**Description of the task**
Can you format the lines of the records from the one containing "319, 413, 327]" up to and including the one containing "125, 814, 143]" as a JSON list of strings, with one string per line and blank lines left out?

-- START OF Record list --

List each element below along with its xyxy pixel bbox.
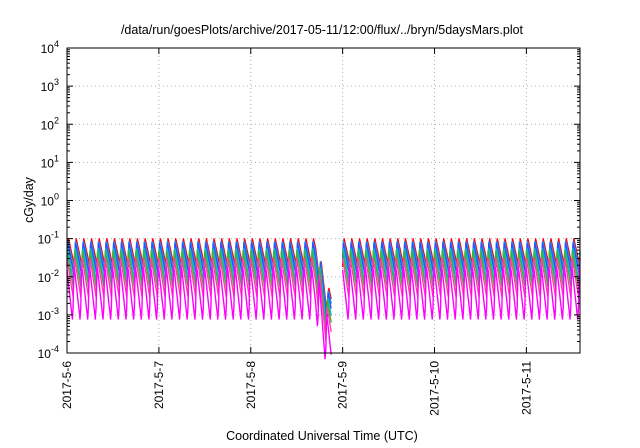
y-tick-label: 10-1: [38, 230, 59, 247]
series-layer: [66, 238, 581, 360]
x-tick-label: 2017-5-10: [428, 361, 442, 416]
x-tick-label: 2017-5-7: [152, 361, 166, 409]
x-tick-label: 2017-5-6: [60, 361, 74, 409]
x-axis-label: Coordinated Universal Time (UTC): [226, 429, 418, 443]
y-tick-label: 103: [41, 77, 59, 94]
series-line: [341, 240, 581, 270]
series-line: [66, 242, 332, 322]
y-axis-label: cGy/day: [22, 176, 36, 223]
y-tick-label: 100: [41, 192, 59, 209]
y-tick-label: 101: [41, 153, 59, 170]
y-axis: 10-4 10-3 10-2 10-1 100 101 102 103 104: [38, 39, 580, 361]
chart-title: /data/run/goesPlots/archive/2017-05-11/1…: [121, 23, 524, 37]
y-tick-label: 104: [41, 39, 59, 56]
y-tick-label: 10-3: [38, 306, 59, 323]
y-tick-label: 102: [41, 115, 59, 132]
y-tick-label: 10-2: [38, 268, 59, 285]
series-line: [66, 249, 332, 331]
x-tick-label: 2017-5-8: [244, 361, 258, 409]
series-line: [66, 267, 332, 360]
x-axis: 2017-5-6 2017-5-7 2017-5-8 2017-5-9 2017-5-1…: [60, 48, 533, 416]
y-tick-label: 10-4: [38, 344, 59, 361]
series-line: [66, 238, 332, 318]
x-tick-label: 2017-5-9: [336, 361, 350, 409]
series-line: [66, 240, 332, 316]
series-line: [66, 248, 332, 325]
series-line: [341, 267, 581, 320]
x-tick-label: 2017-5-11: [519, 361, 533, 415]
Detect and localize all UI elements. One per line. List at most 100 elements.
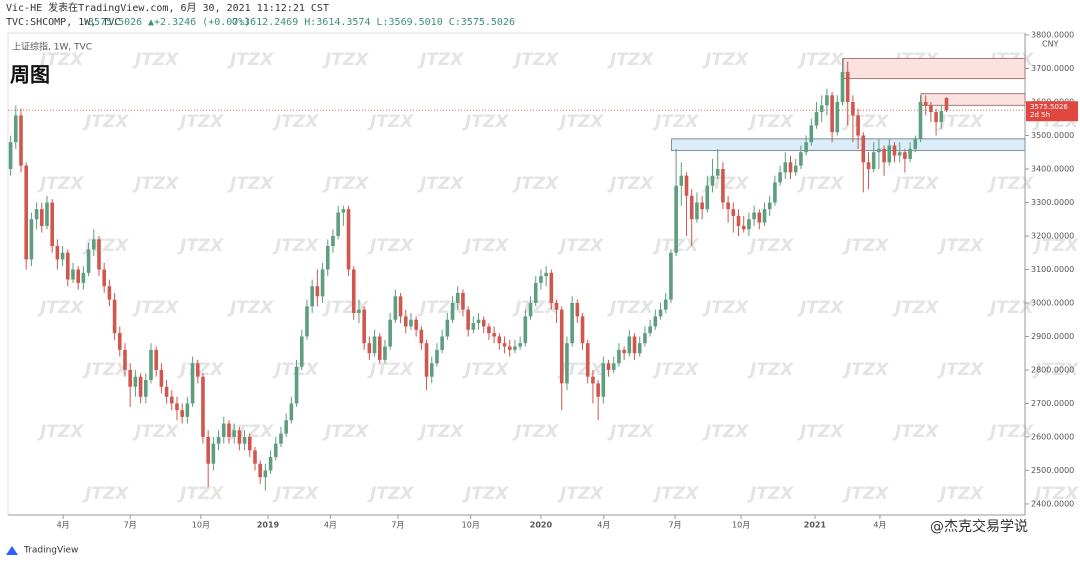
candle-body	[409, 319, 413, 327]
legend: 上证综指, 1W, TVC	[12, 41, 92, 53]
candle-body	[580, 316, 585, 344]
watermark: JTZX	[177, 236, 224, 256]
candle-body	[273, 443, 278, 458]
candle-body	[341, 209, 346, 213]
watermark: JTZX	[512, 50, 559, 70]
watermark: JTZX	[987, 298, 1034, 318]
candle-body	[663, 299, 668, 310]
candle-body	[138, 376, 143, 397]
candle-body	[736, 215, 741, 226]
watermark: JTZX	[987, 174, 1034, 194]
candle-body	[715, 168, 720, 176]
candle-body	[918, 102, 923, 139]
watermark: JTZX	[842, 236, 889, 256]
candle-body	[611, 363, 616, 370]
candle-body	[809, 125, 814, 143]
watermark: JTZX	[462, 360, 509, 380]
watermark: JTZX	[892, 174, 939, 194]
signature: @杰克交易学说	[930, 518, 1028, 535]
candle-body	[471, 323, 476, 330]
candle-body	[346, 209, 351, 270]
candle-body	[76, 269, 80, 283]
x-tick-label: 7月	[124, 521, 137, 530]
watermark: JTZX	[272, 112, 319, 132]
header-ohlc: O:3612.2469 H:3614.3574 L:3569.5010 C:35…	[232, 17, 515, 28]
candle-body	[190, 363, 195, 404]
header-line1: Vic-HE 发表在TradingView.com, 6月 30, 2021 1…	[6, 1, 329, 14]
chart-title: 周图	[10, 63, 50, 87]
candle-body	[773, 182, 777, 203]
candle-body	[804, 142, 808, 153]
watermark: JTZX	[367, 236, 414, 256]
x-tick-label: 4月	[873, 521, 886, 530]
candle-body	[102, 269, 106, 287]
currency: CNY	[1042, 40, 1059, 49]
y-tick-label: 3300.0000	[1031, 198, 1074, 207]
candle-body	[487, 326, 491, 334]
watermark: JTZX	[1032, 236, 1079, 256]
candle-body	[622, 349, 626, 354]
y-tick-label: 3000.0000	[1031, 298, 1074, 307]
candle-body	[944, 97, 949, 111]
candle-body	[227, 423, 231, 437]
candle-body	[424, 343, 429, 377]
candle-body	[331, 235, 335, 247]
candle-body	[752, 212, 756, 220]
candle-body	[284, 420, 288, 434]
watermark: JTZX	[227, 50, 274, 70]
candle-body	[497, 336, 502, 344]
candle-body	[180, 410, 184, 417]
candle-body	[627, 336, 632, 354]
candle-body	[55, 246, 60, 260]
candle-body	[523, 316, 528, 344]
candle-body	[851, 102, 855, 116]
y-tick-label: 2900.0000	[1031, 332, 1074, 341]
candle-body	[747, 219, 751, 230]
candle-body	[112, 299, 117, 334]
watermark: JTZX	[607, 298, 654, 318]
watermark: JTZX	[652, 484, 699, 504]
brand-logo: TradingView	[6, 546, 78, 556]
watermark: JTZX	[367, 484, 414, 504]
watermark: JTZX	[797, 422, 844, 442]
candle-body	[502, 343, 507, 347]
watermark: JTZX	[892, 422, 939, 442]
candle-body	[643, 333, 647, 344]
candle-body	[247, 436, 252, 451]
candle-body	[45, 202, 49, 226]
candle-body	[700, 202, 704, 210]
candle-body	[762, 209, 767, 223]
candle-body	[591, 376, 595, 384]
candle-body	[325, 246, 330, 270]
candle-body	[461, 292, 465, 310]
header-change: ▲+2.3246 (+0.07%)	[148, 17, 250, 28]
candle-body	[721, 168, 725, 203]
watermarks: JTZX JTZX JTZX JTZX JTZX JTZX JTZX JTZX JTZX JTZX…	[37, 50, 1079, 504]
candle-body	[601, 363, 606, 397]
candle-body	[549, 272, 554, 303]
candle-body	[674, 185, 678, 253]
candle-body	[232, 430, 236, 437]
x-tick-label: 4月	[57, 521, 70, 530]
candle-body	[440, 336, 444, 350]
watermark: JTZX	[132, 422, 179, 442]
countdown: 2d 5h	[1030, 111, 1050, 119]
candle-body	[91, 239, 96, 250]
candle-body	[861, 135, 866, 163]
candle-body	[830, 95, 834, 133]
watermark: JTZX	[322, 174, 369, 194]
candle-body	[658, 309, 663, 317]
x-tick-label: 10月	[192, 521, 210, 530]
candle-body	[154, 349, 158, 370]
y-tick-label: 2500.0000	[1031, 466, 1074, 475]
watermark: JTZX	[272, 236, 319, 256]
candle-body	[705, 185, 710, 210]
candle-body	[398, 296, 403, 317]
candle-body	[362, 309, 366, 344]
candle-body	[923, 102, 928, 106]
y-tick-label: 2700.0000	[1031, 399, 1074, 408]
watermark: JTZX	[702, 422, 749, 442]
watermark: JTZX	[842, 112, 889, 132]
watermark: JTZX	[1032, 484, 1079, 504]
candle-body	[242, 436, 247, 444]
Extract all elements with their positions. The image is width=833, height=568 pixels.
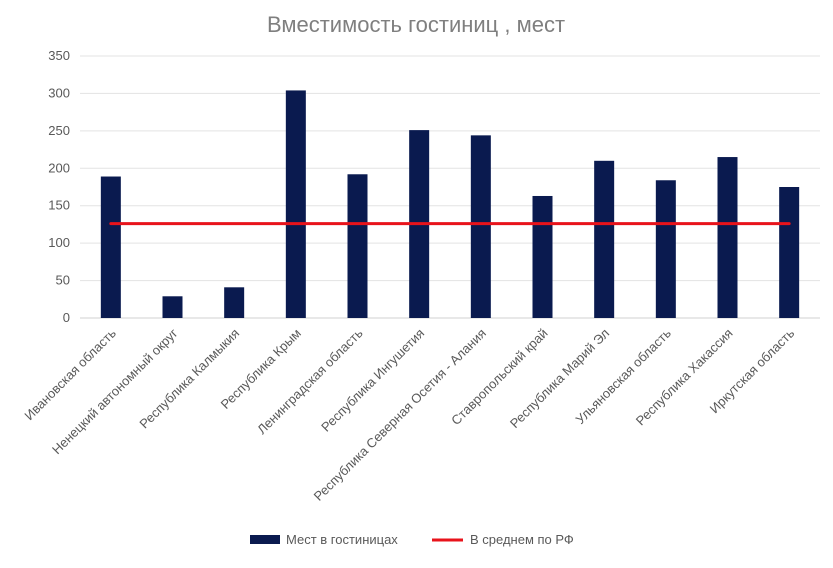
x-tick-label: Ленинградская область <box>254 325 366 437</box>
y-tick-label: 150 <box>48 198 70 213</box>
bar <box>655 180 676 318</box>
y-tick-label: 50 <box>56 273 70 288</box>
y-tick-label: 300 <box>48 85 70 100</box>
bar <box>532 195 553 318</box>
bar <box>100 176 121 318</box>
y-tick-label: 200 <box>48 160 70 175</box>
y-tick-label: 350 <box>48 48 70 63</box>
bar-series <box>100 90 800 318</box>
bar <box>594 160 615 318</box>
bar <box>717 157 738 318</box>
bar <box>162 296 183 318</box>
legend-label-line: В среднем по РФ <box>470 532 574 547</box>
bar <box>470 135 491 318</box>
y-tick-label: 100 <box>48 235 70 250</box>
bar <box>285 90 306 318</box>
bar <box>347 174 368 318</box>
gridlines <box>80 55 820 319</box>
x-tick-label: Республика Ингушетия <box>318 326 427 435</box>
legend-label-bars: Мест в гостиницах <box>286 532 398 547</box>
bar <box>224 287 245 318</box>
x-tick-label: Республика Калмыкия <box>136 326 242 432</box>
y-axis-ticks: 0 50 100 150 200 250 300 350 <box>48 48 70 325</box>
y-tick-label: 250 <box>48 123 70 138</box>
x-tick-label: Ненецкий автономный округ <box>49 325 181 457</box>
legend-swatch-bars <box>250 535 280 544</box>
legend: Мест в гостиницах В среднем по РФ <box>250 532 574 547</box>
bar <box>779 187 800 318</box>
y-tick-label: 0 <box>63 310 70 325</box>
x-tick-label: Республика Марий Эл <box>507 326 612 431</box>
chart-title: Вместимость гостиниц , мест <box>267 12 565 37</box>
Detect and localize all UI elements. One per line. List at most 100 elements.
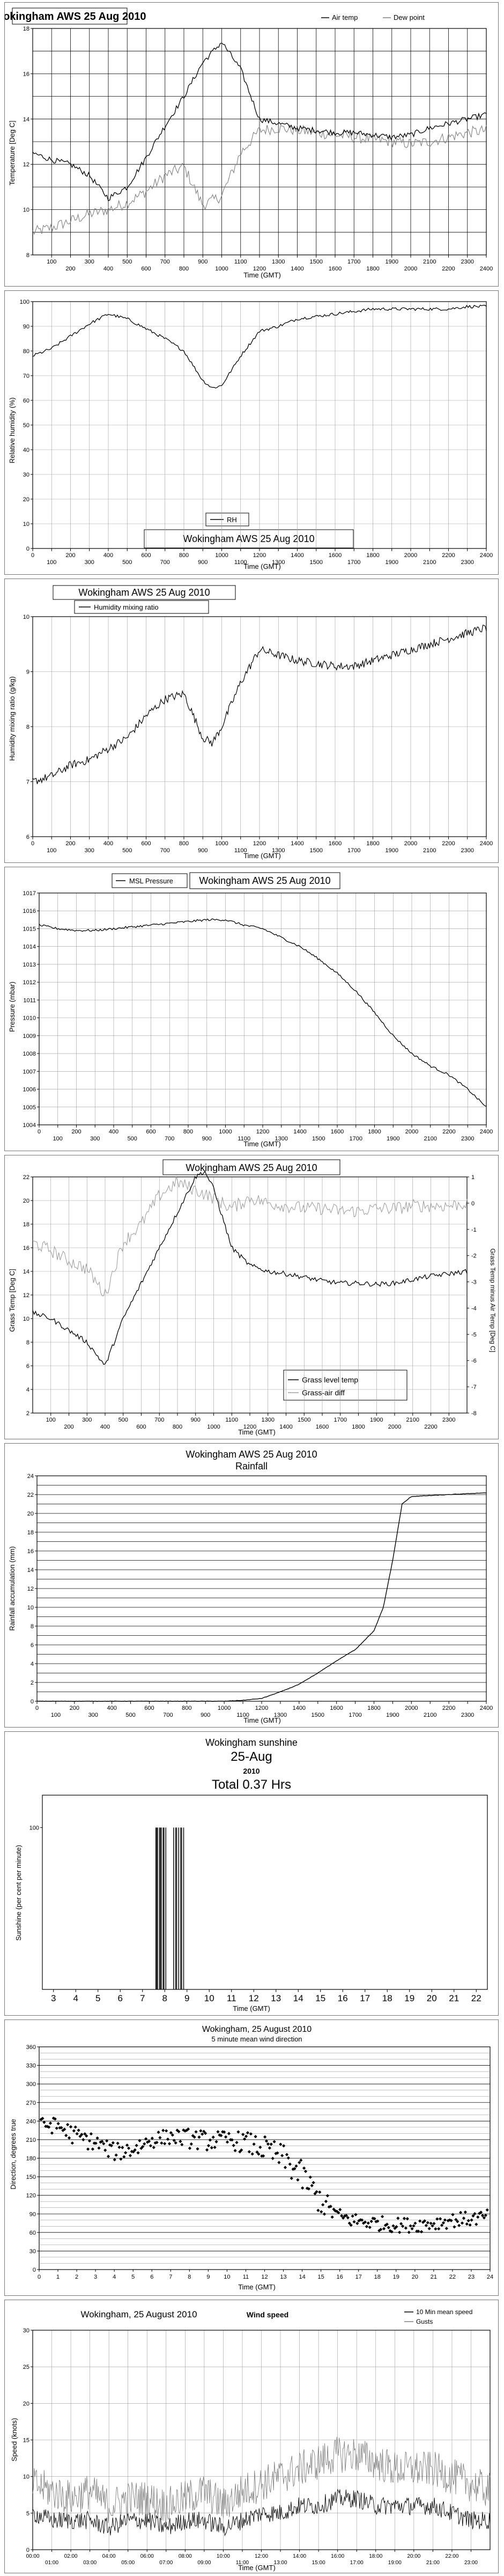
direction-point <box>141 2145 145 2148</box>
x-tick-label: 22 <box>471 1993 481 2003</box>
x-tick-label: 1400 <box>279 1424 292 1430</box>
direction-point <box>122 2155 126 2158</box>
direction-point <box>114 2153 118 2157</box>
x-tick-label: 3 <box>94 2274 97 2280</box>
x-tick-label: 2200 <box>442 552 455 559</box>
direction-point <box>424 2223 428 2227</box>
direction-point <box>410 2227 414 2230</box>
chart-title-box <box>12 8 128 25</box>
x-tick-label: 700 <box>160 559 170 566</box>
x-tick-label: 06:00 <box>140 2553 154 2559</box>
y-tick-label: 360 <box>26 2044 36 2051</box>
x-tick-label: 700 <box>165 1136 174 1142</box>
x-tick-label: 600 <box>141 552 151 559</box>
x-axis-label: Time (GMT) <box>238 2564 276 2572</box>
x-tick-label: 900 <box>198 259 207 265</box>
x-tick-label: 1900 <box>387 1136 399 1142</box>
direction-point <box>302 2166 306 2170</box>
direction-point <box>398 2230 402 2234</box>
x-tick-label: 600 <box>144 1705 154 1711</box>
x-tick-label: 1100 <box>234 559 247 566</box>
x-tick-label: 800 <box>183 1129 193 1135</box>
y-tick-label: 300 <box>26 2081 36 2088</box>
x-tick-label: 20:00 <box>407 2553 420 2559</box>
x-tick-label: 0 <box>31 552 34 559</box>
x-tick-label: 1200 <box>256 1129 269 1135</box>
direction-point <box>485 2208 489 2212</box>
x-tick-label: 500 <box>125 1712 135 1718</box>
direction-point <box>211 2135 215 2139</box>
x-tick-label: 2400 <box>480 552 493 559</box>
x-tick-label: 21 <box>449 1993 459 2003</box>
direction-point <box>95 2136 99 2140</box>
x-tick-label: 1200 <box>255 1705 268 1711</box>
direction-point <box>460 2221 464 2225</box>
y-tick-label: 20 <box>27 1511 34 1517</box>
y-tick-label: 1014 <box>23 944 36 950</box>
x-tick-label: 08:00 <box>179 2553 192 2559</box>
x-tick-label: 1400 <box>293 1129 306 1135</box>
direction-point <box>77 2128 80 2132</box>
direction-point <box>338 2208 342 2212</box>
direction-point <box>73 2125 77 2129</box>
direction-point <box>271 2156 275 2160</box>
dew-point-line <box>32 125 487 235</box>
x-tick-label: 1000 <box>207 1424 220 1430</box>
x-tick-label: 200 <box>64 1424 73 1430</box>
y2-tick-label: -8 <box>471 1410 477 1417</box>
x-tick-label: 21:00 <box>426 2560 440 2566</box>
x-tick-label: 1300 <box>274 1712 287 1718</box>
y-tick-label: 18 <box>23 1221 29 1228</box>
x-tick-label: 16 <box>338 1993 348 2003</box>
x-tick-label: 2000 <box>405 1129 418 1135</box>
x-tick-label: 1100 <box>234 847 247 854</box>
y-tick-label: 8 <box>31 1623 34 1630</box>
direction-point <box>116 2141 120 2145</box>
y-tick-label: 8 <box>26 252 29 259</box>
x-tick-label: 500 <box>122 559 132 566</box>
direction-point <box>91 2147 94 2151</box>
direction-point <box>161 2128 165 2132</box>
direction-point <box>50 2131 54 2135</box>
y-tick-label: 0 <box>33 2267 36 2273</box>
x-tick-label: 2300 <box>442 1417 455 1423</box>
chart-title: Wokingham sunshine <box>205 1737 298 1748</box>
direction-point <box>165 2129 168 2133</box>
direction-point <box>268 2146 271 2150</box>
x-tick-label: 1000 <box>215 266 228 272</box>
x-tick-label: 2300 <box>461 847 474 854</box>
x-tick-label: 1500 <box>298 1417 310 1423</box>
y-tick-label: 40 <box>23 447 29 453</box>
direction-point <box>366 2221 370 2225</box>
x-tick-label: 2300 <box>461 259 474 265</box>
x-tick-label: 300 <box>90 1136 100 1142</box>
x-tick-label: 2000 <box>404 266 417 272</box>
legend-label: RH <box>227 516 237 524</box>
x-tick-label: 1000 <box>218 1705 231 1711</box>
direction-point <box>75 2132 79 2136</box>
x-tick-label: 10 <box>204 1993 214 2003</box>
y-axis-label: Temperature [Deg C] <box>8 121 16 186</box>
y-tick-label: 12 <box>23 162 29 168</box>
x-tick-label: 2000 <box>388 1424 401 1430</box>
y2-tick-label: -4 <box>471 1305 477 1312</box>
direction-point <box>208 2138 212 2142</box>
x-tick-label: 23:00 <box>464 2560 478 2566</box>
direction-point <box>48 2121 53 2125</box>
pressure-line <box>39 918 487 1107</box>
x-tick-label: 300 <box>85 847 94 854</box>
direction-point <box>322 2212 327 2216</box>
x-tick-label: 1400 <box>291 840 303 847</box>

-- END OF Record list --

**Answer to the problem**
[
  "candle-body\t[409, 319, 413, 327]",
  "legend: 上证综指, 1W, TVC\t[12, 41, 92, 53]",
  "candle-body\t[580, 316, 585, 344]",
  "watermark: JTZX\t[177, 236, 224, 256]",
  "candle-body\t[273, 443, 278, 458]",
  "candle-body\t[341, 209, 346, 213]",
  "watermark: JTZX\t[512, 50, 559, 70]",
  "watermark: JTZX\t[987, 298, 1034, 318]",
  "candle-body\t[663, 299, 668, 310]",
  "candle-body\t[138, 376, 143, 397]",
  "candle-body\t[736, 215, 741, 226]",
  "watermark: JTZX\t[987, 174, 1034, 194]",
  "candle-body\t[715, 168, 720, 176]",
  "candle-body\t[918, 102, 923, 139]",
  "watermark: JTZX\t[842, 236, 889, 256]",
  "candle-body\t[611, 363, 616, 370]",
  "candle-body\t[809, 125, 814, 143]"
]